Task requirements
Whenever a line contains the string "Ribot", copy it out of the entries.

Entries
┌────────
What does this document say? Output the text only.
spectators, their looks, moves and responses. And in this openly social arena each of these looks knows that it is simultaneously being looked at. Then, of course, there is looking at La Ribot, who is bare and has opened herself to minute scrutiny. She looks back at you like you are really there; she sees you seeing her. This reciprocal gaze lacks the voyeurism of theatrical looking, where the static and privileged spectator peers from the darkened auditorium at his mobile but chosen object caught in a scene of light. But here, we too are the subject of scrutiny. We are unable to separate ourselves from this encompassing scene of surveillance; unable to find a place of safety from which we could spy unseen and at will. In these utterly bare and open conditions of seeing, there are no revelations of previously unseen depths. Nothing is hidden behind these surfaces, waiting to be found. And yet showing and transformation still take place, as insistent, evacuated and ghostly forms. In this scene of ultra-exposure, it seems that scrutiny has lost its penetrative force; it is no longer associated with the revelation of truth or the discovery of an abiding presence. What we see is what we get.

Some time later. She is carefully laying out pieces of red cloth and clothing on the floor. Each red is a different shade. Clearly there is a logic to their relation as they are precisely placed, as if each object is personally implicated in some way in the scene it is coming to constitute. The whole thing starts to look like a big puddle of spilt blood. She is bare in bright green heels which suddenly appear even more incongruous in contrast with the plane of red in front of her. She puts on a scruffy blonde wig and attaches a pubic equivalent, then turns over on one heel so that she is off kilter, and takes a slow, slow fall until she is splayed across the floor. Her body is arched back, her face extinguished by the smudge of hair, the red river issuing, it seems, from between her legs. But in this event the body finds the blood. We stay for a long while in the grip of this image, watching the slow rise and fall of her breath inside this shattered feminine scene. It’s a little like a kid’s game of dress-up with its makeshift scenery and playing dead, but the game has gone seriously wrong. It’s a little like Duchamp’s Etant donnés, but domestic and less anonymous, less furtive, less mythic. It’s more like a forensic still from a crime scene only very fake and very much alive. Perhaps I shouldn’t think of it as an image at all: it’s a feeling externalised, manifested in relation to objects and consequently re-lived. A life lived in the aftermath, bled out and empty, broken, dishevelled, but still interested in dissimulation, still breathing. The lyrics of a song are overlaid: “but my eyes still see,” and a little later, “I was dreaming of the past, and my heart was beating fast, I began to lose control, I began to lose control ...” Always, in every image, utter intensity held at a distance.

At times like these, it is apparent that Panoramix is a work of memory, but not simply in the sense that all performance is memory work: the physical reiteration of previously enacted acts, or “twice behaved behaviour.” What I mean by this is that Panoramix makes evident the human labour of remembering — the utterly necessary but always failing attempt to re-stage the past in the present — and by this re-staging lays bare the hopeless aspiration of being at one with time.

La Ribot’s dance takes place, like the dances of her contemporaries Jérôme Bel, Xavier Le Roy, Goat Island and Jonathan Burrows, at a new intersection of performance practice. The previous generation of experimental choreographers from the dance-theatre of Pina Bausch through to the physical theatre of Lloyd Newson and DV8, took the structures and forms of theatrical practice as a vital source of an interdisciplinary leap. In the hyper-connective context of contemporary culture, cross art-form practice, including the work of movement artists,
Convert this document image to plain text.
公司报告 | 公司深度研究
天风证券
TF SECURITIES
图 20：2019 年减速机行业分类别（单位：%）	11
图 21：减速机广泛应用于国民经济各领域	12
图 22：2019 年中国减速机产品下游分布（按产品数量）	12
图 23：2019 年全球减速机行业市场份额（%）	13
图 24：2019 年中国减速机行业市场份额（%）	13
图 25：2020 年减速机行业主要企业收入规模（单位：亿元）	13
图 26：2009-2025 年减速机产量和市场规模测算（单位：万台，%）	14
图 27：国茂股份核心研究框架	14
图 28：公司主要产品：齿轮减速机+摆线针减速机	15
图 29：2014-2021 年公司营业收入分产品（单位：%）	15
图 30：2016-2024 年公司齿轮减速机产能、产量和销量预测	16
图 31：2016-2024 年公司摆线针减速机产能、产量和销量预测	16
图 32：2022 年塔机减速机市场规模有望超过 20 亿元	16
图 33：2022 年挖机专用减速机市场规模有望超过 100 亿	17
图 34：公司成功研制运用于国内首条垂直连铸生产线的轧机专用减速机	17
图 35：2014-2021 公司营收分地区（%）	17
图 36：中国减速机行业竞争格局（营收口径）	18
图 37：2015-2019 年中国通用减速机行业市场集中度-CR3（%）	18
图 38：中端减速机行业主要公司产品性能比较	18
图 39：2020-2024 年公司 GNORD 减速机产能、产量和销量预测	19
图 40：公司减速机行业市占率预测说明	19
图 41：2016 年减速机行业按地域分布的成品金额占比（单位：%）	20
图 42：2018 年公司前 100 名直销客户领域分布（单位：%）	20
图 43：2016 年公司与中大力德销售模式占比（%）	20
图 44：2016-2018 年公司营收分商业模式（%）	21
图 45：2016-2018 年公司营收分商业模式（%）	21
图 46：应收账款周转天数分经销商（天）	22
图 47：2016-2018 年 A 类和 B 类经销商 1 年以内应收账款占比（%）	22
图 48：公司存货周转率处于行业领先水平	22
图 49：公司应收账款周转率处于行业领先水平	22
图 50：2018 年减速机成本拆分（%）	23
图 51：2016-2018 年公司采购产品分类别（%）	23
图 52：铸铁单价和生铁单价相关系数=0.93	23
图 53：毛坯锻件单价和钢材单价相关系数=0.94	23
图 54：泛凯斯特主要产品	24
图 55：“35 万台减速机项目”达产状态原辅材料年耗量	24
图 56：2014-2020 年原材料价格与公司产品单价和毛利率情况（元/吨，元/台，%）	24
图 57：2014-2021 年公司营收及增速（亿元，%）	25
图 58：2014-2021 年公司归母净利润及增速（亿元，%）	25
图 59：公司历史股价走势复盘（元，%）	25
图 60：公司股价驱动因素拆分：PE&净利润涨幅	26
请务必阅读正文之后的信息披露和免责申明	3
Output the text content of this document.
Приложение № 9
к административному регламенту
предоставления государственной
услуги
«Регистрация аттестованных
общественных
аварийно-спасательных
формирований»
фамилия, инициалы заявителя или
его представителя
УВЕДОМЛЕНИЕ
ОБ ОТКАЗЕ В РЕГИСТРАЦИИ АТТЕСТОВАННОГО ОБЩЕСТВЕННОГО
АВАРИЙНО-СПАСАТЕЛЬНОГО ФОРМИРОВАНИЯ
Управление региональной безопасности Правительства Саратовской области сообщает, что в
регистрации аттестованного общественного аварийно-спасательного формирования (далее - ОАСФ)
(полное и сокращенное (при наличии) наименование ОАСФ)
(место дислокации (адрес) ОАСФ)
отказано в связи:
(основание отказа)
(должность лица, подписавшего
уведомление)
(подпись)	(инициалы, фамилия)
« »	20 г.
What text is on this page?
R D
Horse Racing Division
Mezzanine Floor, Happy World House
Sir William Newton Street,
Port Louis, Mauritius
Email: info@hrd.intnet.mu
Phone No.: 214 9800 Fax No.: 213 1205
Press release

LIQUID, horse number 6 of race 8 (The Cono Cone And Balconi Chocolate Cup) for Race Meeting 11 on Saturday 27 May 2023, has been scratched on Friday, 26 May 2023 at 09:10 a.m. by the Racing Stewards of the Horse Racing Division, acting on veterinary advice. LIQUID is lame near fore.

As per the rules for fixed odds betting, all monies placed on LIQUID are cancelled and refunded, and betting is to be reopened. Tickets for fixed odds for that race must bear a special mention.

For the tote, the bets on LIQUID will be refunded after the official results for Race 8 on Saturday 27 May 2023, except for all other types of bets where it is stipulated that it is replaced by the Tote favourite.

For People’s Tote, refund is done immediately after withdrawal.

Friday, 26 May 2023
└────────
Exercise response
spectators, their looks, moves and responses. And in this openly social arena each of these looks knows that it is simultaneously being looked at. Then, of course, there is looking at La Ribot, who is bare and has opened herself to minute scrutiny. She looks back at you like you are really there; she sees you seeing her. This reciprocal gaze lacks the voyeurism of theatrical looking, where the static and privileged spectator peers from the darkened auditorium at his mobile but chosen object caught in a scene of light. But here, we too are the subject of scrutiny. We are unable to separate ourselves from this encompassing scene of surveillance; unable to find a place of safety from which we could spy unseen and at will. In these utterly bare and open conditions of seeing, there are no revelations of previously unseen depths. Nothing is hidden behind these surfaces, waiting to be found. And yet showing and transformation still take place, as insistent, evacuated and ghostly forms. In this scene of ultra-exposure, it seems that scrutiny has lost its penetrative force; it is no longer associated with the revelation of truth or the discovery of an abiding presence. What we see is what we get.
La Ribot’s dance takes place, like the dances of her contemporaries Jérôme Bel, Xavier Le Roy, Goat Island and Jonathan Burrows, at a new intersection of performance practice. The previous generation of experimental choreographers from the dance-theatre of Pina Bausch through to the physical theatre of Lloyd Newson and DV8, took the structures and forms of theatrical practice as a vital source of an interdisciplinary leap. In the hyper-connective context of contemporary culture, cross art-form practice, including the work of movement artists,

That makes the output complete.